— Your task —
Every line that includes the word "Mazda" is to be listed.

— Raw data —
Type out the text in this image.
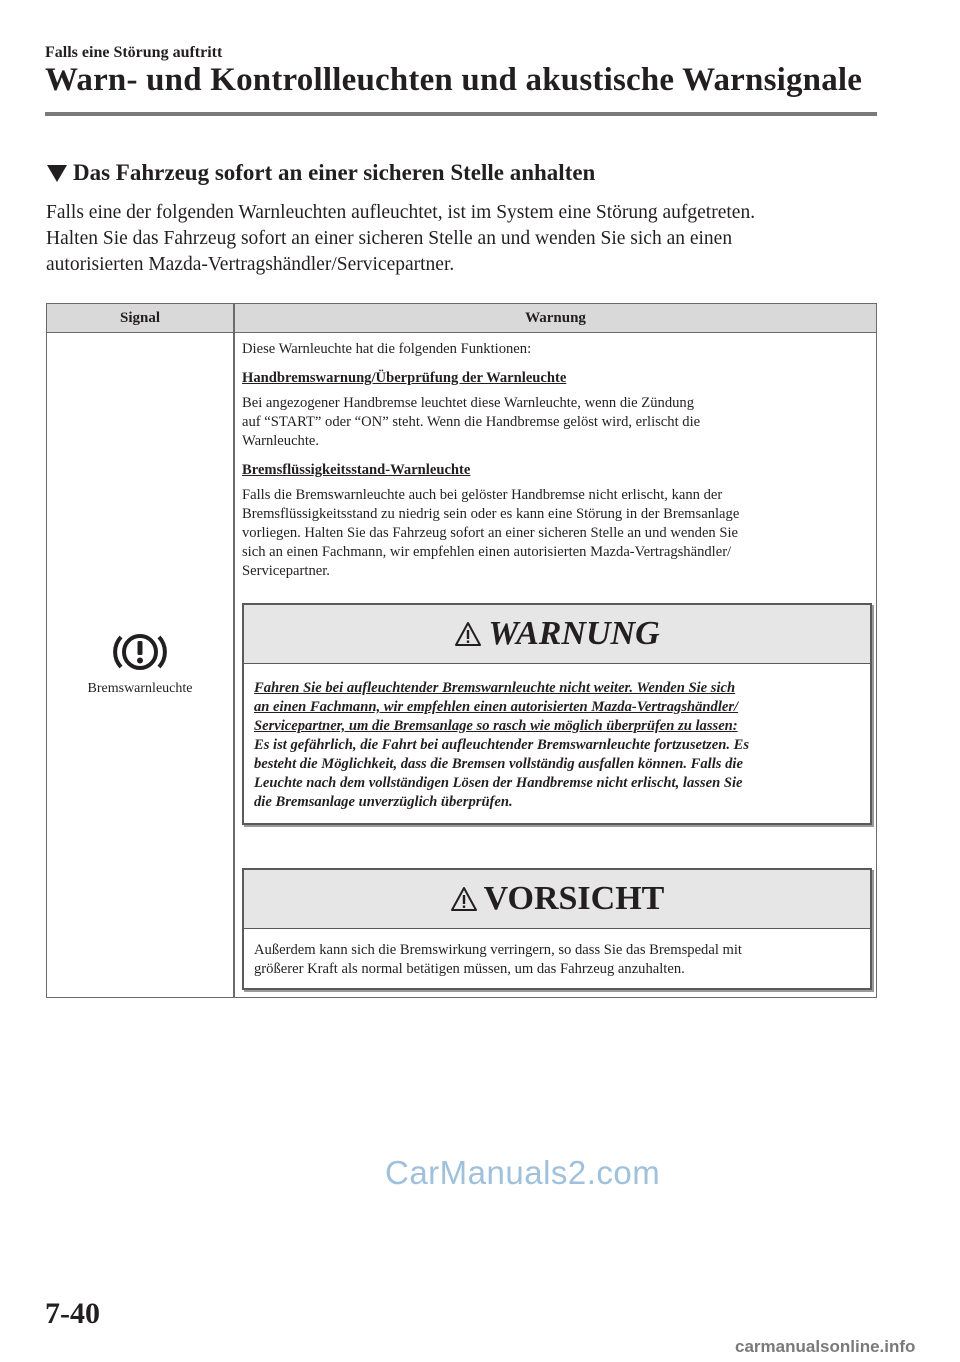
Falls eine Störung auftritt
Warn- und Kontrollleuchten und akustische Warnsignale
Das Fahrzeug sofort an einer sicheren Stelle anhalten

Falls eine der folgenden Warnleuchten aufleuchtet, ist im System eine Störung aufgetreten.

Halten Sie das Fahrzeug sofort an einer sicheren Stelle an und wenden Sie sich an einen

autorisierten Mazda-Vertragshändler/Servicepartner.

Signal	Warnung
Bremswarnleuchte

Diese Warnleuchte hat die folgenden Funktionen:

Handbremswarnung/Überprüfung der Warnleuchte

Bei angezogener Handbremse leuchtet diese Warnleuchte, wenn die Zündung

auf “START” oder “ON” steht. Wenn die Handbremse gelöst wird, erlischt die

Warnleuchte.

Bremsflüssigkeitsstand-Warnleuchte

Falls die Bremswarnleuchte auch bei gelöster Handbremse nicht erlischt, kann der

Bremsflüssigkeitsstand zu niedrig sein oder es kann eine Störung in der Bremsanlage

vorliegen. Halten Sie das Fahrzeug sofort an einer sicheren Stelle an und wenden Sie

sich an einen Fachmann, wir empfehlen einen autorisierten Mazda-Vertragshändler/

Servicepartner.

WARNUNG

Fahren Sie bei aufleuchtender Bremswarnleuchte nicht weiter. Wenden Sie sich

an einen Fachmann, wir empfehlen einen autorisierten Mazda-Vertragshändler/

Servicepartner, um die Bremsanlage so rasch wie möglich überprüfen zu lassen:

Es ist gefährlich, die Fahrt bei aufleuchtender Bremswarnleuchte fortzusetzen. Es

besteht die Möglichkeit, dass die Bremsen vollständig ausfallen können. Falls die

Leuchte nach dem vollständigen Lösen der Handbremse nicht erlischt, lassen Sie

die Bremsanlage unverzüglich überprüfen.

VORSICHT

Außerdem kann sich die Bremswirkung verringern, so dass Sie das Bremspedal mit

größerer Kraft als normal betätigen müssen, um das Fahrzeug anzuhalten.

CarManuals2.com
7-40
carmanualsonline.info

— Final result —
autorisierten Mazda-Vertragshändler/Servicepartner.
sich an einen Fachmann, wir empfehlen einen autorisierten Mazda-Vertragshändler/
an einen Fachmann, wir empfehlen einen autorisierten Mazda-Vertragshändler/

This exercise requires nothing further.